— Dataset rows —

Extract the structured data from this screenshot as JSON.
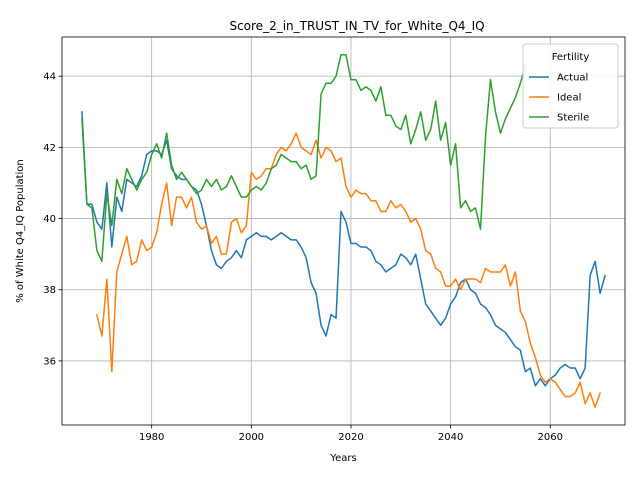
{
  "chart_data": {
    "type": "line",
    "title": "Score_2_in_TRUST_IN_TV_for_White_Q4_IQ",
    "xlabel": "Years",
    "ylabel": "% of White Q4_IQ Population",
    "xlim": [
      1962,
      2075
    ],
    "ylim": [
      34.2,
      45.1
    ],
    "xticks": [
      1980,
      2000,
      2020,
      2040,
      2060
    ],
    "yticks": [
      36,
      38,
      40,
      42,
      44
    ],
    "grid": true,
    "legend": {
      "title": "Fertility",
      "placement": "top-right"
    },
    "series": [
      {
        "name": "Actual",
        "color": "#1f77b4",
        "points": [
          [
            1966,
            43.0
          ],
          [
            1967,
            40.4
          ],
          [
            1968,
            40.4
          ],
          [
            1969,
            39.9
          ],
          [
            1970,
            39.7
          ],
          [
            1971,
            41.0
          ],
          [
            1972,
            39.2
          ],
          [
            1973,
            40.6
          ],
          [
            1974,
            40.2
          ],
          [
            1975,
            41.1
          ],
          [
            1976,
            41.0
          ],
          [
            1977,
            40.9
          ],
          [
            1978,
            41.2
          ],
          [
            1979,
            41.8
          ],
          [
            1980,
            41.9
          ],
          [
            1981,
            41.9
          ],
          [
            1982,
            41.8
          ],
          [
            1983,
            42.2
          ],
          [
            1984,
            41.4
          ],
          [
            1985,
            41.2
          ],
          [
            1986,
            41.1
          ],
          [
            1987,
            41.1
          ],
          [
            1988,
            40.9
          ],
          [
            1989,
            40.8
          ],
          [
            1990,
            40.4
          ],
          [
            1991,
            39.8
          ],
          [
            1992,
            39.1
          ],
          [
            1993,
            38.7
          ],
          [
            1994,
            38.6
          ],
          [
            1995,
            38.8
          ],
          [
            1996,
            38.9
          ],
          [
            1997,
            39.1
          ],
          [
            1998,
            38.9
          ],
          [
            1999,
            39.4
          ],
          [
            2000,
            39.5
          ],
          [
            2001,
            39.6
          ],
          [
            2002,
            39.5
          ],
          [
            2003,
            39.5
          ],
          [
            2004,
            39.4
          ],
          [
            2005,
            39.5
          ],
          [
            2006,
            39.6
          ],
          [
            2007,
            39.5
          ],
          [
            2008,
            39.4
          ],
          [
            2009,
            39.4
          ],
          [
            2010,
            39.2
          ],
          [
            2011,
            38.9
          ],
          [
            2012,
            38.2
          ],
          [
            2013,
            37.9
          ],
          [
            2014,
            37.0
          ],
          [
            2015,
            36.7
          ],
          [
            2016,
            37.3
          ],
          [
            2017,
            37.2
          ],
          [
            2018,
            40.2
          ],
          [
            2019,
            39.9
          ],
          [
            2020,
            39.3
          ],
          [
            2021,
            39.3
          ],
          [
            2022,
            39.2
          ],
          [
            2023,
            39.2
          ],
          [
            2024,
            39.1
          ],
          [
            2025,
            38.8
          ],
          [
            2026,
            38.7
          ],
          [
            2027,
            38.5
          ],
          [
            2028,
            38.6
          ],
          [
            2029,
            38.7
          ],
          [
            2030,
            39.0
          ],
          [
            2031,
            38.9
          ],
          [
            2032,
            38.7
          ],
          [
            2033,
            39.0
          ],
          [
            2034,
            38.3
          ],
          [
            2035,
            37.6
          ],
          [
            2036,
            37.4
          ],
          [
            2037,
            37.2
          ],
          [
            2038,
            37.0
          ],
          [
            2039,
            37.2
          ],
          [
            2040,
            37.6
          ],
          [
            2041,
            37.8
          ],
          [
            2042,
            38.2
          ],
          [
            2043,
            38.3
          ],
          [
            2044,
            38.0
          ],
          [
            2045,
            37.9
          ],
          [
            2046,
            37.6
          ],
          [
            2047,
            37.5
          ],
          [
            2048,
            37.3
          ],
          [
            2049,
            37.0
          ],
          [
            2050,
            36.9
          ],
          [
            2051,
            36.8
          ],
          [
            2052,
            36.6
          ],
          [
            2053,
            36.4
          ],
          [
            2054,
            36.3
          ],
          [
            2055,
            35.7
          ],
          [
            2056,
            35.8
          ],
          [
            2057,
            35.3
          ],
          [
            2058,
            35.5
          ],
          [
            2059,
            35.3
          ],
          [
            2060,
            35.5
          ],
          [
            2061,
            35.6
          ],
          [
            2062,
            35.8
          ],
          [
            2063,
            35.9
          ],
          [
            2064,
            35.8
          ],
          [
            2065,
            35.8
          ],
          [
            2066,
            35.5
          ],
          [
            2067,
            35.8
          ],
          [
            2068,
            38.4
          ],
          [
            2069,
            38.8
          ],
          [
            2070,
            37.9
          ],
          [
            2071,
            38.4
          ]
        ]
      },
      {
        "name": "Ideal",
        "color": "#ff7f0e",
        "points": [
          [
            1969,
            37.3
          ],
          [
            1970,
            36.7
          ],
          [
            1971,
            38.3
          ],
          [
            1972,
            35.7
          ],
          [
            1973,
            38.5
          ],
          [
            1974,
            39.0
          ],
          [
            1975,
            39.5
          ],
          [
            1976,
            38.7
          ],
          [
            1977,
            38.8
          ],
          [
            1978,
            39.4
          ],
          [
            1979,
            39.1
          ],
          [
            1980,
            39.2
          ],
          [
            1981,
            39.6
          ],
          [
            1982,
            40.4
          ],
          [
            1983,
            41.0
          ],
          [
            1984,
            39.8
          ],
          [
            1985,
            40.6
          ],
          [
            1986,
            40.6
          ],
          [
            1987,
            40.3
          ],
          [
            1988,
            40.6
          ],
          [
            1989,
            39.9
          ],
          [
            1990,
            39.7
          ],
          [
            1991,
            39.8
          ],
          [
            1992,
            39.3
          ],
          [
            1993,
            39.5
          ],
          [
            1994,
            39.0
          ],
          [
            1995,
            39.0
          ],
          [
            1996,
            39.9
          ],
          [
            1997,
            40.0
          ],
          [
            1998,
            39.6
          ],
          [
            1999,
            39.8
          ],
          [
            2000,
            41.3
          ],
          [
            2001,
            41.1
          ],
          [
            2002,
            41.2
          ],
          [
            2003,
            41.4
          ],
          [
            2004,
            41.4
          ],
          [
            2005,
            41.8
          ],
          [
            2006,
            42.0
          ],
          [
            2007,
            41.9
          ],
          [
            2008,
            42.1
          ],
          [
            2009,
            42.4
          ],
          [
            2010,
            42.0
          ],
          [
            2011,
            41.9
          ],
          [
            2012,
            41.8
          ],
          [
            2013,
            42.2
          ],
          [
            2014,
            41.7
          ],
          [
            2015,
            42.0
          ],
          [
            2016,
            41.9
          ],
          [
            2017,
            41.6
          ],
          [
            2018,
            41.7
          ],
          [
            2019,
            40.9
          ],
          [
            2020,
            40.6
          ],
          [
            2021,
            40.8
          ],
          [
            2022,
            40.7
          ],
          [
            2023,
            40.7
          ],
          [
            2024,
            40.5
          ],
          [
            2025,
            40.5
          ],
          [
            2026,
            40.2
          ],
          [
            2027,
            40.2
          ],
          [
            2028,
            40.5
          ],
          [
            2029,
            40.3
          ],
          [
            2030,
            40.4
          ],
          [
            2031,
            40.2
          ],
          [
            2032,
            39.9
          ],
          [
            2033,
            40.0
          ],
          [
            2034,
            39.7
          ],
          [
            2035,
            39.1
          ],
          [
            2036,
            39.0
          ],
          [
            2037,
            38.6
          ],
          [
            2038,
            38.5
          ],
          [
            2039,
            38.1
          ],
          [
            2040,
            38.1
          ],
          [
            2041,
            38.3
          ],
          [
            2042,
            38.0
          ],
          [
            2043,
            38.3
          ],
          [
            2044,
            38.3
          ],
          [
            2045,
            38.3
          ],
          [
            2046,
            38.2
          ],
          [
            2047,
            38.6
          ],
          [
            2048,
            38.5
          ],
          [
            2049,
            38.5
          ],
          [
            2050,
            38.5
          ],
          [
            2051,
            38.7
          ],
          [
            2052,
            38.1
          ],
          [
            2053,
            38.5
          ],
          [
            2054,
            37.4
          ],
          [
            2055,
            37.1
          ],
          [
            2056,
            36.5
          ],
          [
            2057,
            36.1
          ],
          [
            2058,
            35.6
          ],
          [
            2059,
            35.4
          ],
          [
            2060,
            35.5
          ],
          [
            2061,
            35.4
          ],
          [
            2062,
            35.2
          ],
          [
            2063,
            35.0
          ],
          [
            2064,
            35.0
          ],
          [
            2065,
            35.1
          ],
          [
            2066,
            35.4
          ],
          [
            2067,
            34.8
          ],
          [
            2068,
            35.1
          ],
          [
            2069,
            34.7
          ],
          [
            2070,
            35.1
          ]
        ]
      },
      {
        "name": "Sterile",
        "color": "#2ca02c",
        "points": [
          [
            1966,
            42.8
          ],
          [
            1967,
            40.4
          ],
          [
            1968,
            40.3
          ],
          [
            1969,
            39.1
          ],
          [
            1970,
            38.8
          ],
          [
            1971,
            40.7
          ],
          [
            1972,
            39.8
          ],
          [
            1973,
            41.1
          ],
          [
            1974,
            40.7
          ],
          [
            1975,
            41.4
          ],
          [
            1976,
            41.1
          ],
          [
            1977,
            40.8
          ],
          [
            1978,
            41.1
          ],
          [
            1979,
            41.3
          ],
          [
            1980,
            41.8
          ],
          [
            1981,
            42.1
          ],
          [
            1982,
            41.7
          ],
          [
            1983,
            42.4
          ],
          [
            1984,
            41.5
          ],
          [
            1985,
            41.1
          ],
          [
            1986,
            41.3
          ],
          [
            1987,
            41.1
          ],
          [
            1988,
            40.9
          ],
          [
            1989,
            40.7
          ],
          [
            1990,
            40.8
          ],
          [
            1991,
            41.1
          ],
          [
            1992,
            40.9
          ],
          [
            1993,
            41.1
          ],
          [
            1994,
            40.8
          ],
          [
            1995,
            40.9
          ],
          [
            1996,
            41.2
          ],
          [
            1997,
            40.9
          ],
          [
            1998,
            40.6
          ],
          [
            1999,
            40.6
          ],
          [
            2000,
            40.8
          ],
          [
            2001,
            40.9
          ],
          [
            2002,
            40.8
          ],
          [
            2003,
            41.0
          ],
          [
            2004,
            41.4
          ],
          [
            2005,
            41.5
          ],
          [
            2006,
            41.8
          ],
          [
            2007,
            41.7
          ],
          [
            2008,
            41.6
          ],
          [
            2009,
            41.6
          ],
          [
            2010,
            41.4
          ],
          [
            2011,
            41.5
          ],
          [
            2012,
            41.1
          ],
          [
            2013,
            41.2
          ],
          [
            2014,
            43.5
          ],
          [
            2015,
            43.8
          ],
          [
            2016,
            43.8
          ],
          [
            2017,
            44.0
          ],
          [
            2018,
            44.6
          ],
          [
            2019,
            44.6
          ],
          [
            2020,
            43.9
          ],
          [
            2021,
            43.9
          ],
          [
            2022,
            43.6
          ],
          [
            2023,
            43.7
          ],
          [
            2024,
            43.6
          ],
          [
            2025,
            43.3
          ],
          [
            2026,
            43.7
          ],
          [
            2027,
            42.9
          ],
          [
            2028,
            42.9
          ],
          [
            2029,
            42.6
          ],
          [
            2030,
            42.5
          ],
          [
            2031,
            42.9
          ],
          [
            2032,
            42.1
          ],
          [
            2033,
            42.5
          ],
          [
            2034,
            43.0
          ],
          [
            2035,
            42.2
          ],
          [
            2036,
            42.5
          ],
          [
            2037,
            43.3
          ],
          [
            2038,
            42.2
          ],
          [
            2039,
            42.7
          ],
          [
            2040,
            41.5
          ],
          [
            2041,
            42.1
          ],
          [
            2042,
            40.3
          ],
          [
            2043,
            40.5
          ],
          [
            2044,
            40.2
          ],
          [
            2045,
            40.3
          ],
          [
            2046,
            39.7
          ],
          [
            2047,
            42.3
          ],
          [
            2048,
            43.9
          ],
          [
            2049,
            43.0
          ],
          [
            2050,
            42.4
          ],
          [
            2051,
            42.8
          ],
          [
            2052,
            43.1
          ],
          [
            2053,
            43.4
          ],
          [
            2054,
            43.8
          ],
          [
            2055,
            44.3
          ]
        ]
      }
    ]
  }
}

— OBJECTIVE —
Select and copy every line of the listing with the word "color".

— ANSWER TO THE EXERCISE —
        "color": "#1f77b4",
        "color": "#ff7f0e",
        "color": "#2ca02c",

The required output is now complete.